_Exercise task_
Beginning with the line where "Decode this image" appears, restate the lines word for word through the last one in the listing.

** begin Supplied entries **

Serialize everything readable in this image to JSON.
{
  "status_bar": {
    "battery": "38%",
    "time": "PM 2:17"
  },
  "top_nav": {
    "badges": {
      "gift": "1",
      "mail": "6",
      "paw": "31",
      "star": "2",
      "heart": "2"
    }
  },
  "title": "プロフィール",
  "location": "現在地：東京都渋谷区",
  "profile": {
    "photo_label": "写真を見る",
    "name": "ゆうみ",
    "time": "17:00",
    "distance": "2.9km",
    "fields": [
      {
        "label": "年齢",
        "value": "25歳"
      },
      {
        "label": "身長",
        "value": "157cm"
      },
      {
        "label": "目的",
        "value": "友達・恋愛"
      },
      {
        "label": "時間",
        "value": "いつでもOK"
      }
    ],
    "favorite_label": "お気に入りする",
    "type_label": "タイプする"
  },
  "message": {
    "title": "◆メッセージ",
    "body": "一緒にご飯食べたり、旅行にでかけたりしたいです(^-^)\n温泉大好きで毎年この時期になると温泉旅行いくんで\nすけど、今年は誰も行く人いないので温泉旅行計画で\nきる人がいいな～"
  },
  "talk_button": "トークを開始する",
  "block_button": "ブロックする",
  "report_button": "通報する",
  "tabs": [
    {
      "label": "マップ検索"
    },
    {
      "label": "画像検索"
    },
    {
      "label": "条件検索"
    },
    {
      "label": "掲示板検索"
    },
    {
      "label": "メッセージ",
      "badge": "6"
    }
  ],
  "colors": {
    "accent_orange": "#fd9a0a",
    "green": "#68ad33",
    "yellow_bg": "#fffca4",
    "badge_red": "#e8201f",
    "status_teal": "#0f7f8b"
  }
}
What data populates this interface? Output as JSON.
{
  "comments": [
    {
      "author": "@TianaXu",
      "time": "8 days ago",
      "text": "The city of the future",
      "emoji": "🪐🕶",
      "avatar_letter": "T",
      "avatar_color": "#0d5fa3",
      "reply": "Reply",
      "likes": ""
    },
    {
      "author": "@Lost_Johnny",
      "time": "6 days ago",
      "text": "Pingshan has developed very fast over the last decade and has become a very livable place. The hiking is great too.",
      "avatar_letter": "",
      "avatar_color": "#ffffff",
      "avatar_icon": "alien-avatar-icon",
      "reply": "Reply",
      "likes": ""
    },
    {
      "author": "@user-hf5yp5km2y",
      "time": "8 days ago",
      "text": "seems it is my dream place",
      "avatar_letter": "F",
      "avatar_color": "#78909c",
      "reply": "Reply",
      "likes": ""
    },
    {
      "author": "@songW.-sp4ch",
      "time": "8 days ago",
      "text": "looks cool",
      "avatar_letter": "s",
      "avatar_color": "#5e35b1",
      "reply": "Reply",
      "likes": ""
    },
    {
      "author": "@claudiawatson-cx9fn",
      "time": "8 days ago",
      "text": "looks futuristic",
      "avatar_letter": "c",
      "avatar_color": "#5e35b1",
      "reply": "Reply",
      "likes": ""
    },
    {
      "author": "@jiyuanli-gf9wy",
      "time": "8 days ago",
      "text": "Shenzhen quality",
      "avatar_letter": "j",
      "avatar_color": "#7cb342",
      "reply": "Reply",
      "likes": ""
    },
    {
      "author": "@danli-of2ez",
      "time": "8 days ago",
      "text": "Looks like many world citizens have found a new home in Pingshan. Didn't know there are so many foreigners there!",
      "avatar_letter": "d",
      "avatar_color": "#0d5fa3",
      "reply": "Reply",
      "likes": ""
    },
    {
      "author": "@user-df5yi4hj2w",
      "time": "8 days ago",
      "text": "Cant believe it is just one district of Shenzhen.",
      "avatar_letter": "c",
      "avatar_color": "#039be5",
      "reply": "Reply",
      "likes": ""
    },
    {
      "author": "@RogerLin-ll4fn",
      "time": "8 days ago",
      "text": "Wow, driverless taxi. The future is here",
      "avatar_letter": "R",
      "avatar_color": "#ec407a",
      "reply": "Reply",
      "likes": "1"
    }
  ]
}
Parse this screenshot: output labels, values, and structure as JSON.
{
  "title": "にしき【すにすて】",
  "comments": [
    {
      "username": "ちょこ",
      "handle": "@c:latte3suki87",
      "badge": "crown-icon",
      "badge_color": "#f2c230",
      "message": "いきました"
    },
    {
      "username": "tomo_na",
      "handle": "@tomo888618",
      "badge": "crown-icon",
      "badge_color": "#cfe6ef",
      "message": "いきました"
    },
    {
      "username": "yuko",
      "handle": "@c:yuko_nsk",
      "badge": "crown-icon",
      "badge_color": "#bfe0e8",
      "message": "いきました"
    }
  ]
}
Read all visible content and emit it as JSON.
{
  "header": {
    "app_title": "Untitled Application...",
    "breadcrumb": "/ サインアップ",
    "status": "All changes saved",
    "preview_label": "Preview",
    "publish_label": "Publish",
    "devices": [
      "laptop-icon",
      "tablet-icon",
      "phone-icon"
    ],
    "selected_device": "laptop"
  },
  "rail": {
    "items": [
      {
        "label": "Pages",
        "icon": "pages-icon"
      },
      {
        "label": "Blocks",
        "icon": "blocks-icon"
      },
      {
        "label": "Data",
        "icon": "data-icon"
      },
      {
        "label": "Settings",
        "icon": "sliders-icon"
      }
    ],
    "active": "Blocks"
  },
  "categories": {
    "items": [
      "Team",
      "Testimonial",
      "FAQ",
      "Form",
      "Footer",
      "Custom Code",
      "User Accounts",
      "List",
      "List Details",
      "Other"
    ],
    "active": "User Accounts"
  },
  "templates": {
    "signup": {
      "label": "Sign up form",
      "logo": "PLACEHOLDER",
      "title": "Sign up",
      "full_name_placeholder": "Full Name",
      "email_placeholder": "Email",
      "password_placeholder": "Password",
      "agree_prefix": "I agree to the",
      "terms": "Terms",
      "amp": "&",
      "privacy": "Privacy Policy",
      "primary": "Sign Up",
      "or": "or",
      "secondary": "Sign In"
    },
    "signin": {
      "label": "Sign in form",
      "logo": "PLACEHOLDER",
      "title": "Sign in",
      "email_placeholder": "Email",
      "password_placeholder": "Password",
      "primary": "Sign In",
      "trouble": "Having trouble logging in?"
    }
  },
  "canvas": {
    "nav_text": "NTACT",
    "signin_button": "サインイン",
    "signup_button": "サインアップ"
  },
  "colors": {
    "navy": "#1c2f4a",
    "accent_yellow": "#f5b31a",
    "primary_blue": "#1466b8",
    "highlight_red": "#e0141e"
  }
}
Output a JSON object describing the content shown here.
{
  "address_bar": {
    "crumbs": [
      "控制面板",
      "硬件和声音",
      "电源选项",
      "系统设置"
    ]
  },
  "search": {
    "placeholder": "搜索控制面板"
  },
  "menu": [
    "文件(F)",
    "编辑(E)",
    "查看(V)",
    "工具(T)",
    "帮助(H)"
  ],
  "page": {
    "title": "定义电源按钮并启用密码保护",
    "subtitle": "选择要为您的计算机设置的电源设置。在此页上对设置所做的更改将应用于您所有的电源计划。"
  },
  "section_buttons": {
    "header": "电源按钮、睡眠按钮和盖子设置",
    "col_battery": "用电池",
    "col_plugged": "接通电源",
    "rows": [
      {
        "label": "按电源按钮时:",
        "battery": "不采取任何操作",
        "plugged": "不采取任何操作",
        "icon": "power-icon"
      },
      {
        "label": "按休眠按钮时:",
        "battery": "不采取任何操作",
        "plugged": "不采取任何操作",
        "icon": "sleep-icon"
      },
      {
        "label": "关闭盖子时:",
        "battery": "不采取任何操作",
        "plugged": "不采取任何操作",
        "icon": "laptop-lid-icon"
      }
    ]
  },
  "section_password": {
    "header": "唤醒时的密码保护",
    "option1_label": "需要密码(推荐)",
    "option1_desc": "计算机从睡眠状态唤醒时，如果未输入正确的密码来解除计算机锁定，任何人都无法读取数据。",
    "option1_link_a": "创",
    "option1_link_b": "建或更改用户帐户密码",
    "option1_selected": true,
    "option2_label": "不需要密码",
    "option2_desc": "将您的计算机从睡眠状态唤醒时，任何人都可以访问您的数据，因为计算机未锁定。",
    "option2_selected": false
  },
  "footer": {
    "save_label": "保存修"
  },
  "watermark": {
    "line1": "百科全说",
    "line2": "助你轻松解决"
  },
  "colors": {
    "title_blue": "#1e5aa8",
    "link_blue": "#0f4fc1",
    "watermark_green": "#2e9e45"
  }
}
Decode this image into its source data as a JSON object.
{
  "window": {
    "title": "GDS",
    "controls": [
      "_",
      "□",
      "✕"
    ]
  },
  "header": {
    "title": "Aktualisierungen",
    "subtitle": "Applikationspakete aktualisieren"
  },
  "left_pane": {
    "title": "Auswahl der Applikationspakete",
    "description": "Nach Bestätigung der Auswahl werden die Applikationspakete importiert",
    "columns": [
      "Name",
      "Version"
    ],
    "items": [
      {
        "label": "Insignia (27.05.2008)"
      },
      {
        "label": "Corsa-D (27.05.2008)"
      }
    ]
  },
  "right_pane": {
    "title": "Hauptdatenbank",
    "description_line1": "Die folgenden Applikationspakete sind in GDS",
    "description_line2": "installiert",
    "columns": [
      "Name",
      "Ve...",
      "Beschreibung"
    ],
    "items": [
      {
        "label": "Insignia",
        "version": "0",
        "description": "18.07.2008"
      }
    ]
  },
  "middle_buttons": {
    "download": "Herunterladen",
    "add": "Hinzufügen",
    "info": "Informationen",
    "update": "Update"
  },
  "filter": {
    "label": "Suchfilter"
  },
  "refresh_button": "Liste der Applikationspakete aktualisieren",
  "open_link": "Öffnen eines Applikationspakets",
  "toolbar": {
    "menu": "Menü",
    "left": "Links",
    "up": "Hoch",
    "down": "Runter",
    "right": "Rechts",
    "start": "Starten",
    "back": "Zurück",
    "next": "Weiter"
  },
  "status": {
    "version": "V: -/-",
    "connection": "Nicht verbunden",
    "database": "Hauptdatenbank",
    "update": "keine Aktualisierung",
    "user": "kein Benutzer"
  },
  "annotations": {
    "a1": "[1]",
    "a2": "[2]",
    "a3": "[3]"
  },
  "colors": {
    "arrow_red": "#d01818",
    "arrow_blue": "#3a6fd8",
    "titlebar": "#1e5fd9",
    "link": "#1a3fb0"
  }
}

** end Supplied entries **

_Solved problem_
Decode this image into its source data as a JSON object.
{
  "window": {
    "title": "GDS",
    "controls": [
      "_",
      "□",
      "✕"
    ]
  },
  "header": {
    "title": "Aktualisierungen",
    "subtitle": "Applikationspakete aktualisieren"
  },
  "left_pane": {
    "title": "Auswahl der Applikationspakete",
    "description": "Nach Bestätigung der Auswahl werden die Applikationspakete importiert",
    "columns": [
      "Name",
      "Version"
    ],
    "items": [
      {
        "label": "Insignia (27.05.2008)"
      },
      {
        "label": "Corsa-D (27.05.2008)"
      }
    ]
  },
  "right_pane": {
    "title": "Hauptdatenbank",
    "description_line1": "Die folgenden Applikationspakete sind in GDS",
    "description_line2": "installiert",
    "columns": [
      "Name",
      "Ve...",
      "Beschreibung"
    ],
    "items": [
      {
        "label": "Insignia",
        "version": "0",
        "description": "18.07.2008"
      }
    ]
  },
  "middle_buttons": {
    "download": "Herunterladen",
    "add": "Hinzufügen",
    "info": "Informationen",
    "update": "Update"
  },
  "filter": {
    "label": "Suchfilter"
  },
  "refresh_button": "Liste der Applikationspakete aktualisieren",
  "open_link": "Öffnen eines Applikationspakets",
  "toolbar": {
    "menu": "Menü",
    "left": "Links",
    "up": "Hoch",
    "down": "Runter",
    "right": "Rechts",
    "start": "Starten",
    "back": "Zurück",
    "next": "Weiter"
  },
  "status": {
    "version": "V: -/-",
    "connection": "Nicht verbunden",
    "database": "Hauptdatenbank",
    "update": "keine Aktualisierung",
    "user": "kein Benutzer"
  },
  "annotations": {
    "a1": "[1]",
    "a2": "[2]",
    "a3": "[3]"
  },
  "colors": {
    "arrow_red": "#d01818",
    "arrow_blue": "#3a6fd8",
    "titlebar": "#1e5fd9",
    "link": "#1a3fb0"
  }
}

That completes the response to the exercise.